ARTICLE:
Paris Walkabout: The Painter Assadour

Artist and writer Barbara Confino’s new series, Walkabout: The City As Image, explores urban life as a visual experience. Functioning as both cameraman and editor, the walker sees the physical and human environment as if it were a film in the making with its connections, contradictions, collage-like juxtapositions, and unexpected harmonies

Assadour - "Jeux"; courtesy of Assadour

Delta Airlines does not exist. They have imaginary planes that are always late. When at last they arrive you are told you have an imaginary seat. It seems the only thing that is not a figment of my imagination is the money I paid for the ticket. And when I want to change that ticket in Paris, I discover they have imaginary offices as well. `

After enlisting the aide of a helpful travel agent, I discover all their phone numbers are fakes, too. Nevertheless I have no choice but to chase down the phony addresses listed alongside them, which has me racing around half of Paris. Eventually, hidden behind an Air France counter and manned by a clerk who hasn’t a clue how to process my request, I discover them. But before that, I discover the painter: Assadour.

In the true spirit of the Walkabout, I find him par hasard, while searching for something else. On the rue du Faubourg Saint-Honoré, one of the most famous streets in Paris, in the window of a rare book dealer, his marvelous collages and prints and paintings ambush me. Immediately abandoning my search for the phantom airline, I go in search of the artist. Assadour.

Assadour in his studio

An Armenian artist raised in Lebanon, educated in Italy, working in France, his name is so mellifluous, it clearly needs no other. Assadour.

Some days later I meet him in his studio. He spends hours giving me a grand tour of his work, during which I see that his is an art of pure mind. Definitions, boundaries, tensions and chemical bonds, are rendered with surgical precision in a somber atmosphere full of playful geometry. Especially in his eaux-fortes, a medium of which he is the Grand Master, he is a metaphysician at play. Game pieces move mysteriously on chessboards whose rules are unknown to us. Here and there the head of Athena, the arm of Isis, a chemical sign or a tailor’s blueprint, a little man with a striped arm, children’s blocks, cabalistic letters, grids, zig zags and secret towers – all of them figures on a page in his alchemist’s notebook.

SUPPLIED INFORMATION:
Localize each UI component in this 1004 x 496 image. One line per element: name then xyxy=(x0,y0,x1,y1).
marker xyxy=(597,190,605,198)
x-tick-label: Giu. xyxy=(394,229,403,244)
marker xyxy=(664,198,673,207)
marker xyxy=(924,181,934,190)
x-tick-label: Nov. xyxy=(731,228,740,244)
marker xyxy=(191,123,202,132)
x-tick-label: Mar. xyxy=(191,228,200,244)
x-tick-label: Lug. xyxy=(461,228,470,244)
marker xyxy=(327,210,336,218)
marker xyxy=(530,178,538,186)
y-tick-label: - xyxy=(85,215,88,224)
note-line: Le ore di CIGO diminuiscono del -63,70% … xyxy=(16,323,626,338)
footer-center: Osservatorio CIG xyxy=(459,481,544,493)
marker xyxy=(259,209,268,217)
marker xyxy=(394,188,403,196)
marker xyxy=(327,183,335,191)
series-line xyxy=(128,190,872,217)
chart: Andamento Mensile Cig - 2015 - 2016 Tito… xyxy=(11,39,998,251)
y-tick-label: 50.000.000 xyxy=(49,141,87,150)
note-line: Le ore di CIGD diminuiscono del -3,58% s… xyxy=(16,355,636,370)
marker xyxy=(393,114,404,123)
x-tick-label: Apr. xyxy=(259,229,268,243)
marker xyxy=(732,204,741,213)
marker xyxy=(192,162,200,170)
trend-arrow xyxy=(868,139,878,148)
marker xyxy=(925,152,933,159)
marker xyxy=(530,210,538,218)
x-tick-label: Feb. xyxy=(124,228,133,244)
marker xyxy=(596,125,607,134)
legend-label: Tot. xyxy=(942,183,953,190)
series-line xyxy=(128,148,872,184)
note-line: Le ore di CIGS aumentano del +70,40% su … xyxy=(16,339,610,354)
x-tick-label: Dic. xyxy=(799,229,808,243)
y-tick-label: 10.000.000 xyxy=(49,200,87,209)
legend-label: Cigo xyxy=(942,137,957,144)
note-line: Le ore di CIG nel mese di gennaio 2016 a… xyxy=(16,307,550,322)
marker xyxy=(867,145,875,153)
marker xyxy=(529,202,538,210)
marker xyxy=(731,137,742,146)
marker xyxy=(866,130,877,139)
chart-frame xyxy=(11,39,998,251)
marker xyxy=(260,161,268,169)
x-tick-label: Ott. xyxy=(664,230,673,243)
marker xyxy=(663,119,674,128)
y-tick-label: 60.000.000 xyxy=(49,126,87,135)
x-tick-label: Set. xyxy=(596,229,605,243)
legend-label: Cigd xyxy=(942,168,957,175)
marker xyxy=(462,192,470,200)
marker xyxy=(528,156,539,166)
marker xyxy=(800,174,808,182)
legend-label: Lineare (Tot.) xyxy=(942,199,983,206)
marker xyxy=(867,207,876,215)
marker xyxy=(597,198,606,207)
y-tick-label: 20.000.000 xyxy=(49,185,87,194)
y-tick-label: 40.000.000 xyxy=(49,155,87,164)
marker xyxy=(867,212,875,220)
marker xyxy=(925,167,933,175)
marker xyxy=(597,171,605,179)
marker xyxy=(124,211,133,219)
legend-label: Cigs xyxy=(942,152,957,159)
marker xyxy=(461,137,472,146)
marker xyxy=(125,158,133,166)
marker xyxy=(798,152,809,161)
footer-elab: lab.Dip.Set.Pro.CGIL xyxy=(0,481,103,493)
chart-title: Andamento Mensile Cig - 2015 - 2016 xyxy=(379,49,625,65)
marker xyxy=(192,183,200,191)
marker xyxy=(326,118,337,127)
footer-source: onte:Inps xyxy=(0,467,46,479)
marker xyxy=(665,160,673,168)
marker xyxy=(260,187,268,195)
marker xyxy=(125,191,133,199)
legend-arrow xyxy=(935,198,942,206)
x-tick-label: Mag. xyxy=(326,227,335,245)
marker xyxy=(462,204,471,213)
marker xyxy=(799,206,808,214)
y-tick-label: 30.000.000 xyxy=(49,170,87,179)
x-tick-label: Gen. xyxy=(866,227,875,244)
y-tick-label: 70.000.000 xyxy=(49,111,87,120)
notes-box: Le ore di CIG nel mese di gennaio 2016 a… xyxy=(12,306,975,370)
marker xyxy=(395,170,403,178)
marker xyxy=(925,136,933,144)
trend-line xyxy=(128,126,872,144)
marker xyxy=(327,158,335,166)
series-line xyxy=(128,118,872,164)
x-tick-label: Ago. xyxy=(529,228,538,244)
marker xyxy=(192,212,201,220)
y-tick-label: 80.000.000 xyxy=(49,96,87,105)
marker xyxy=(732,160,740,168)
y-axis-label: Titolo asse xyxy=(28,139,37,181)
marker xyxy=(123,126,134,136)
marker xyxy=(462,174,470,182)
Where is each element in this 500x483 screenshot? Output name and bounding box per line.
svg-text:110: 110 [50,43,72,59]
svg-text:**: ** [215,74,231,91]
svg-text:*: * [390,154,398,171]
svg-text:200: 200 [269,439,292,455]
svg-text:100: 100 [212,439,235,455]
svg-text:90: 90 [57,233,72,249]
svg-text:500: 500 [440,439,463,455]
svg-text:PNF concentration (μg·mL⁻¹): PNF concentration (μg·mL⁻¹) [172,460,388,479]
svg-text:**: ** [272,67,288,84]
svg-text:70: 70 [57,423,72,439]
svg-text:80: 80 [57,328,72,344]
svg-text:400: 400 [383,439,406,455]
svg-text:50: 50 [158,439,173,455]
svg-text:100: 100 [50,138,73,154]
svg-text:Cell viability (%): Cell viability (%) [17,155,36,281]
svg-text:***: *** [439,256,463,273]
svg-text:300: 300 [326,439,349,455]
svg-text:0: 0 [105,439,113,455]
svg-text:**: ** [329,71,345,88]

PROBLEMS:
#1 Condense the paragraph of the Assadour walkabout piece that begins "Some days later I meet him in his studio" into a short bulleted list that keeps its main facts.
#2 Write the next part of the Paris walkabout piece on the painter Assadour, picking up after its final sentence.

PER-TASK OUTPUTS:
#1
- A few days later, the writer visits Assadour's studio and is given a long tour of his work.
- His art is one of pure mind: definitions, boundaries, tensions and chemical bonds shown with surgical precision, in a somber mood full of playful geometry.
- He is the Grand Master of etching (eaux-fortes), where he acts as a metaphysician at play.
- Game pieces move on chessboards with unknown rules.
- Recurring figures include the head of Athena, the arm of Isis, chemical signs, a tailor's blueprint, a little man with a striped arm, children's blocks, cabalistic letters, grids, zigzags and secret towers, like pages in an alchemist's notebook.

#2
Though his works are relatively small there is something about them implicitly large. We can easily imagine them filling an entire wall or even a city block. Their complexity almost demands room to breathe, to stretch out and expand. Perhaps someday they will have it. For now their small scale makes them feel compressed to bursting point, their sharply delineated complexity the work of a clockmaker-magician. This compression bespeaks not a horror of vacuum as much as a horror of breaking apart, of diffusion and eroding boundaries. A defiant Non in the face of entropy. Clearly he detests vagueness of any kind and approaches space like a carver, dividing, delineating, engraving it.

Well known as a graphic artist who has worked with some of the best writers and poets in Europe, Assadour is somewhat less well established as a painter, though his work has a steady following. The larger paintings are often dominated by a figure, frequently female, that rotates like the hands of a clock in relation to formal elements surrounding it. Many of his shapes resemble gears whose complicated rhythms are restrained and electronic rather than orchestral and sensuous. Stockhausen not Mahler would be an apt comparison.

Assadour paintings

Careful touches of red and patches of black enhance his muted palate of ochres and blue-greys, reinforcing this feeling of control and restraint fighting against chaos – which, in some of his more intricate compositions, threatens to overwhelm the painting. After all, how many shapes can he juggle, how many forms can he manage without the whole thing falling apart? Very many it seems. Very many indeed.

Now there is talk of him moving into sculpture, that his architectures of form will push through to the third dimension to assert their philosophy of containment in deep space. And that, it seems to me, would be the perfect extension of his art.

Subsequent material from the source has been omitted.